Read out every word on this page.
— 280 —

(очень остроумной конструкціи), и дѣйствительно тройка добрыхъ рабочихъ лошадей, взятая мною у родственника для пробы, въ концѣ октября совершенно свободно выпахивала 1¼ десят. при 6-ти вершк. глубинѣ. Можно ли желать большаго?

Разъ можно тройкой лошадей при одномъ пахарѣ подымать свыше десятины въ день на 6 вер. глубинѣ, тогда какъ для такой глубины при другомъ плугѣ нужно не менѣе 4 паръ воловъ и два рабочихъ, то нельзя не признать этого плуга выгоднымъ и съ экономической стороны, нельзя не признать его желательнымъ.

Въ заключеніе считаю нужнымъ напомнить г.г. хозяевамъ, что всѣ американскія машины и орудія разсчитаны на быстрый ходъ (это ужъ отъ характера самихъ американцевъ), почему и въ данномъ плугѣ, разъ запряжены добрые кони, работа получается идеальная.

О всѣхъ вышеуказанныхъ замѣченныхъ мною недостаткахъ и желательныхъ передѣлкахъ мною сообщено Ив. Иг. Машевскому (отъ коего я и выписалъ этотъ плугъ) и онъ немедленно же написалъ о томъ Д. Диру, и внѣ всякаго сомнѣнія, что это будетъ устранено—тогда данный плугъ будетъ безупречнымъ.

---

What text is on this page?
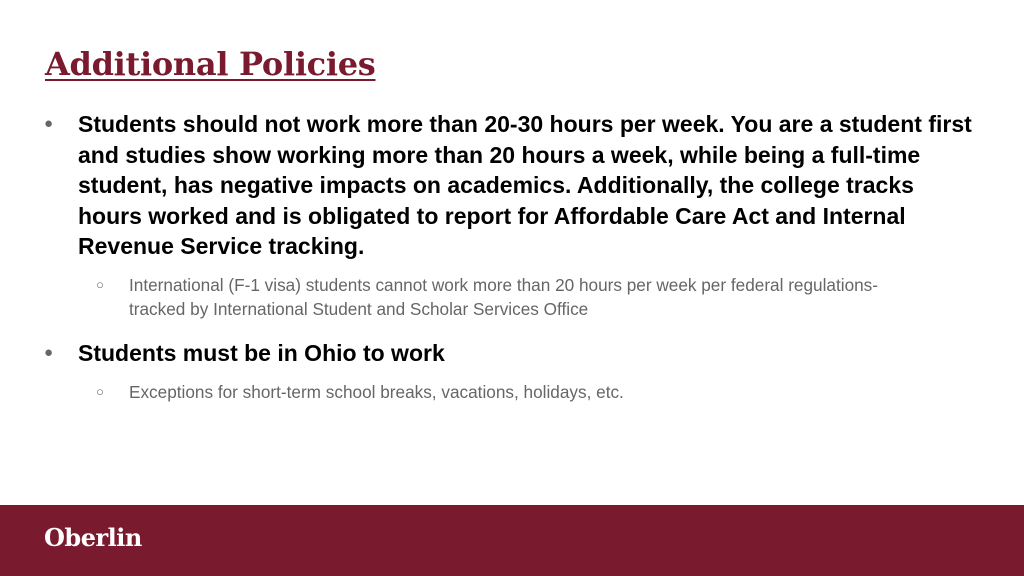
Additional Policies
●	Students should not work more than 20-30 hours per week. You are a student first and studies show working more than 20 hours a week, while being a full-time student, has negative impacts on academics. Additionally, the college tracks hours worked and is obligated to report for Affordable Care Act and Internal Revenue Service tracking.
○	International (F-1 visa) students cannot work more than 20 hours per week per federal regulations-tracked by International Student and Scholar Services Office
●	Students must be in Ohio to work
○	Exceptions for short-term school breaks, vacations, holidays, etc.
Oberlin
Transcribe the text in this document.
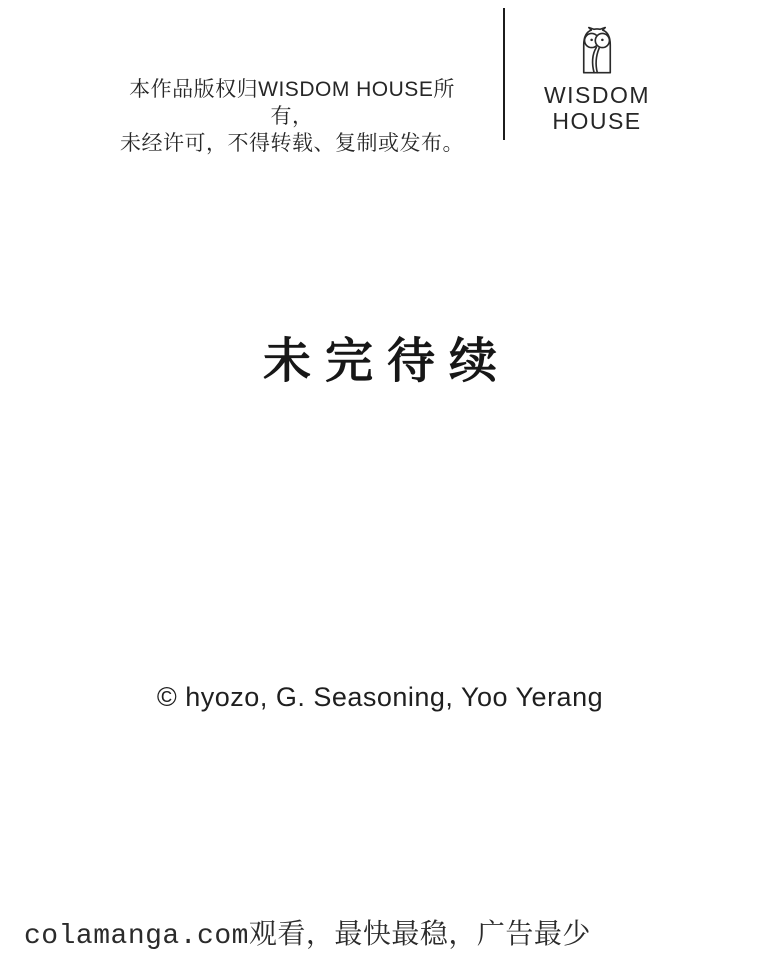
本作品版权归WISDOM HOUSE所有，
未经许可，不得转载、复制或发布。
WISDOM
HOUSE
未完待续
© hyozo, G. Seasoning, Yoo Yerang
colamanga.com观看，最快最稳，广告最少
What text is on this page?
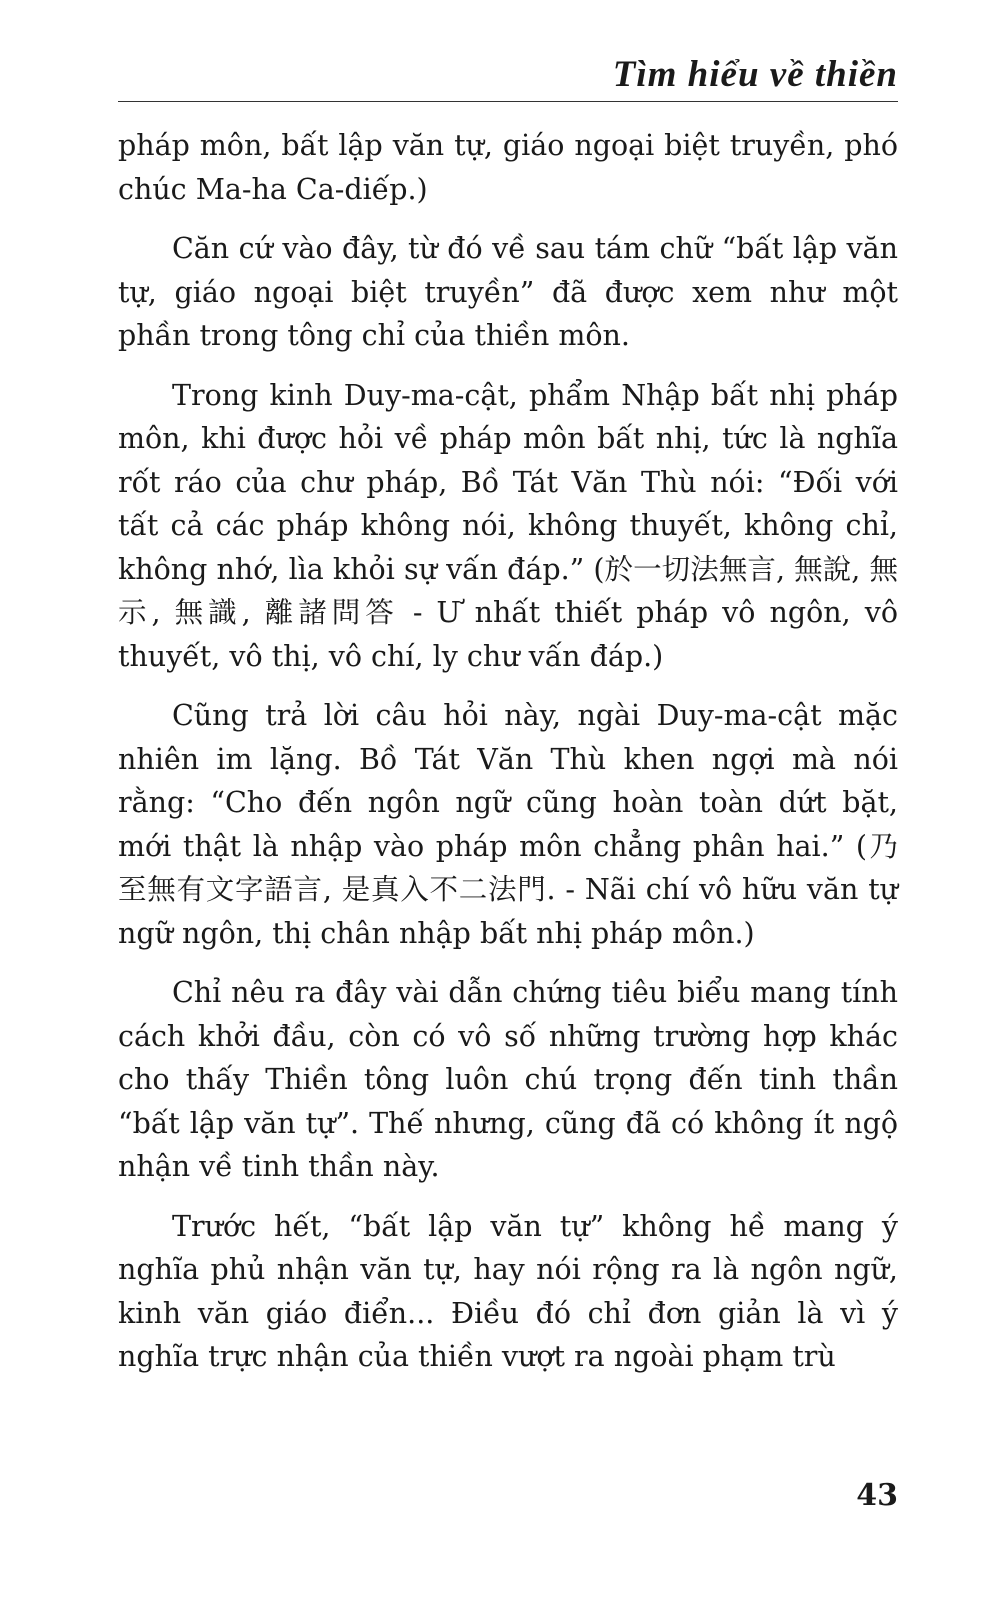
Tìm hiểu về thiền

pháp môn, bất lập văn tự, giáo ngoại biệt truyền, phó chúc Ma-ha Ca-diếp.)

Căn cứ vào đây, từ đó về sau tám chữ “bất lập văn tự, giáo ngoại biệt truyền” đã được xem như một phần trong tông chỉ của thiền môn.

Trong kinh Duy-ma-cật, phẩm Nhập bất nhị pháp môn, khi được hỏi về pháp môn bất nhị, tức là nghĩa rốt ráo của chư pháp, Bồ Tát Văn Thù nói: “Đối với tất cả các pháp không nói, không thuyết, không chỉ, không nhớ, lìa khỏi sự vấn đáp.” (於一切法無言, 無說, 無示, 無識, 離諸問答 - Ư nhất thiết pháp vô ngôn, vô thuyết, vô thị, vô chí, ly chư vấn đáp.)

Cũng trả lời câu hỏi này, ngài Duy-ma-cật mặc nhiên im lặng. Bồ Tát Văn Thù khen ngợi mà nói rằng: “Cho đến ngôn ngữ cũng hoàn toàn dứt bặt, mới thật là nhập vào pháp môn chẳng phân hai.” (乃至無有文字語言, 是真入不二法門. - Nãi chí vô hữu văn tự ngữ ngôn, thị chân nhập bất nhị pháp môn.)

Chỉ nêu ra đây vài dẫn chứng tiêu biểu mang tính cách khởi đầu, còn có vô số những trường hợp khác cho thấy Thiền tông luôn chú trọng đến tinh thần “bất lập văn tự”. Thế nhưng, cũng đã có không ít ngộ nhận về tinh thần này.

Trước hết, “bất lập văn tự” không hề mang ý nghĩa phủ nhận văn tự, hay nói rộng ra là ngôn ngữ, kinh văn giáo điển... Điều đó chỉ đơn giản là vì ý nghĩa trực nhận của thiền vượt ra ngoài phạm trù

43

--

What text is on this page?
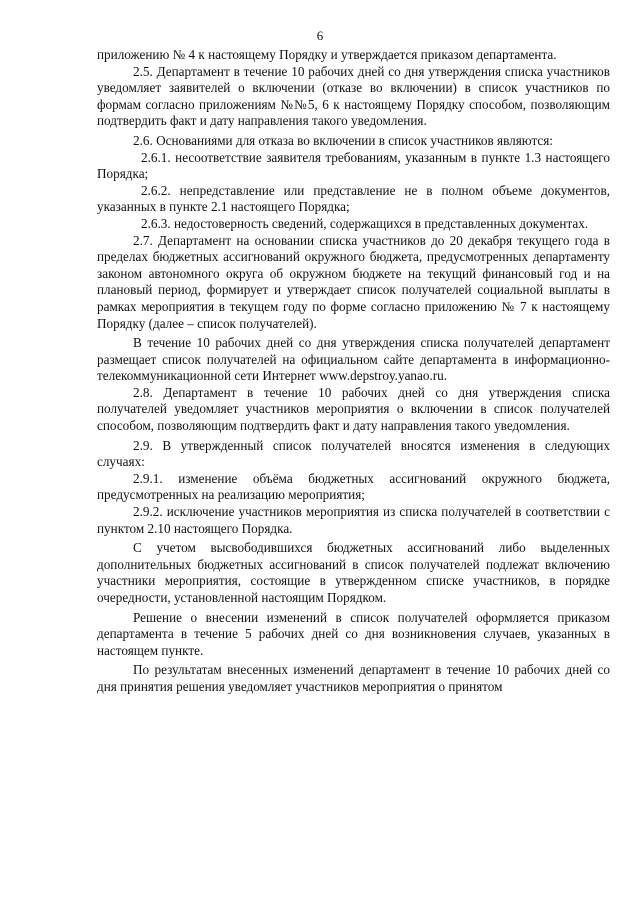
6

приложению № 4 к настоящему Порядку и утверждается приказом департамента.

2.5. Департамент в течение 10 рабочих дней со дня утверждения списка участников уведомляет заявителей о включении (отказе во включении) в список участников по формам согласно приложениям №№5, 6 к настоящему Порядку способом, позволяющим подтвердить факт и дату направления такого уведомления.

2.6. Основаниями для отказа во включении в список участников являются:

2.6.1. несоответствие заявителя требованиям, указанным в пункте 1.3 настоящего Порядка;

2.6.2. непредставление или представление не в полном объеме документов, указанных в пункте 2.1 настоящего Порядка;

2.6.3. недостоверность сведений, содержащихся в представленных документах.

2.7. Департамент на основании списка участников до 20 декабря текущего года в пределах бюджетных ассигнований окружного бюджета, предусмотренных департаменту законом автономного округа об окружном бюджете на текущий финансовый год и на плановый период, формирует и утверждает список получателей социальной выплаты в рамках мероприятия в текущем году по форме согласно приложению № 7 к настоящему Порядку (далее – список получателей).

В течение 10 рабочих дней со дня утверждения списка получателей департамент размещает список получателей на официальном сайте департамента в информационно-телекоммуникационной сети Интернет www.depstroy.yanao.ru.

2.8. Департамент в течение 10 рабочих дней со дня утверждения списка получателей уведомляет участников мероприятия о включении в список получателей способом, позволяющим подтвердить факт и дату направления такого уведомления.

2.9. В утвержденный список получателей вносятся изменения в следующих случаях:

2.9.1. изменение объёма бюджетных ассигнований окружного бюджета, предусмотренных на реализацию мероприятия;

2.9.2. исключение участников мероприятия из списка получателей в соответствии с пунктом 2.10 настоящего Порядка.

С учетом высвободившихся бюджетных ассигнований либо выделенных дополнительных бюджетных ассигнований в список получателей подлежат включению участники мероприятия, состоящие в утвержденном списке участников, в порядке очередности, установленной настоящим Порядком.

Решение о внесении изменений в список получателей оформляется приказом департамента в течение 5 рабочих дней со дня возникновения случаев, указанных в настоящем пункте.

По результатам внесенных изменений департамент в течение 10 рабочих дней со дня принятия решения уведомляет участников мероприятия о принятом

### YOUR GOAL
Go through the entries above and copy every line containing "глубинѣ".

### ANSWER TO THE PROBLEM
(очень остроумной конструкціи), и дѣйствительно тройка добрыхъ рабочихъ лошадей, взятая мною у родственника для пробы, въ концѣ октября совершенно свободно выпахивала 1¼ десят. при 6-ти вершк. глубинѣ. Можно ли желать большаго?
Разъ можно тройкой лошадей при одномъ пахарѣ подымать свыше десятины въ день на 6 вер. глубинѣ, тогда какъ для такой глубины при другомъ плугѣ нужно не менѣе 4 паръ воловъ и два рабочихъ, то нельзя не признать этого плуга выгоднымъ и съ экономической стороны, нельзя не признать его желательнымъ.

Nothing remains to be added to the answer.